(Figure content listings)
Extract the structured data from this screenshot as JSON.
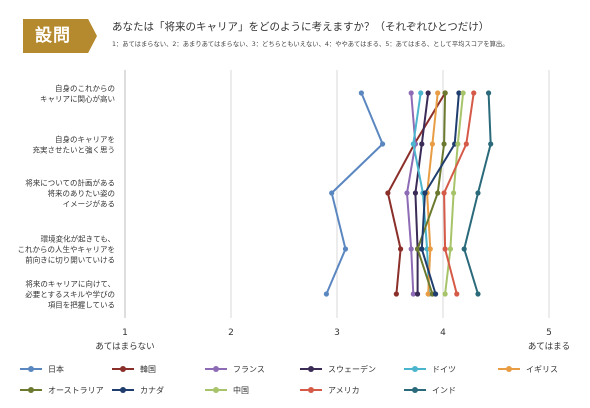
{
  "header": {
    "badge": "設問",
    "question": "あなたは「将来のキャリア」をどのように考えますか？（それぞれひとつだけ）",
    "note": "1：あてはまらない、2：あまりあてはまらない、3：どちらともいえない、4：ややあてはまる、5：あてはまる、として平均スコアを算出。"
  },
  "chart_data": {
    "type": "line",
    "orientation": "horizontal",
    "categories": [
      "自身のこれからの\nキャリアに関心が高い",
      "自身のキャリアを\n充実させたいと強く思う",
      "将来についての計画がある\n将来のありたい姿の\nイメージがある",
      "環境変化が起きても、\nこれからの人生やキャリアを\n前向きに切り開いていける",
      "将来のキャリアに向けて、\n必要とするスキルや学びの\n項目を把握している"
    ],
    "xlim": [
      1,
      5
    ],
    "xticks": [
      "1",
      "2",
      "3",
      "4",
      "5"
    ],
    "xlabel_left": "あてはまらない",
    "xlabel_right": "あてはまる",
    "grid": true,
    "legend_position": "bottom",
    "series": [
      {
        "name": "日本",
        "color": "#5b87c0",
        "values": [
          3.23,
          3.43,
          2.95,
          3.08,
          2.9
        ]
      },
      {
        "name": "韓国",
        "color": "#8b2f2a",
        "values": [
          4.02,
          3.73,
          3.48,
          3.6,
          3.56
        ]
      },
      {
        "name": "フランス",
        "color": "#8e6bb5",
        "values": [
          3.7,
          3.74,
          3.66,
          3.7,
          3.72
        ]
      },
      {
        "name": "スウェーデン",
        "color": "#3a2b57",
        "values": [
          3.86,
          3.8,
          3.74,
          3.76,
          3.76
        ]
      },
      {
        "name": "ドイツ",
        "color": "#4bb5ce",
        "values": [
          3.79,
          3.72,
          3.81,
          3.85,
          3.87
        ]
      },
      {
        "name": "イギリス",
        "color": "#e89d45",
        "values": [
          3.95,
          3.9,
          3.85,
          3.88,
          3.86
        ]
      },
      {
        "name": "オーストラリア",
        "color": "#6b7a2e",
        "values": [
          4.02,
          4.01,
          3.95,
          3.76,
          3.9
        ]
      },
      {
        "name": "カナダ",
        "color": "#1f3d6e",
        "values": [
          4.15,
          4.11,
          3.83,
          3.8,
          3.93
        ]
      },
      {
        "name": "中国",
        "color": "#a7c46a",
        "values": [
          4.19,
          4.14,
          4.1,
          4.07,
          4.02
        ]
      },
      {
        "name": "アメリカ",
        "color": "#d65a48",
        "values": [
          4.29,
          4.22,
          4.01,
          4.02,
          4.13
        ]
      },
      {
        "name": "インド",
        "color": "#2a6a7a",
        "values": [
          4.43,
          4.45,
          4.33,
          4.2,
          4.33
        ]
      }
    ]
  }
}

• **Stated exercise**
In the records above, find each line that holds the word "color"; copy all such lines.

• **Answer below**
        "color": "#5b87c0",
        "color": "#8b2f2a",
        "color": "#8e6bb5",
        "color": "#3a2b57",
        "color": "#4bb5ce",
        "color": "#e89d45",
        "color": "#6b7a2e",
        "color": "#1f3d6e",
        "color": "#a7c46a",
        "color": "#d65a48",
        "color": "#2a6a7a",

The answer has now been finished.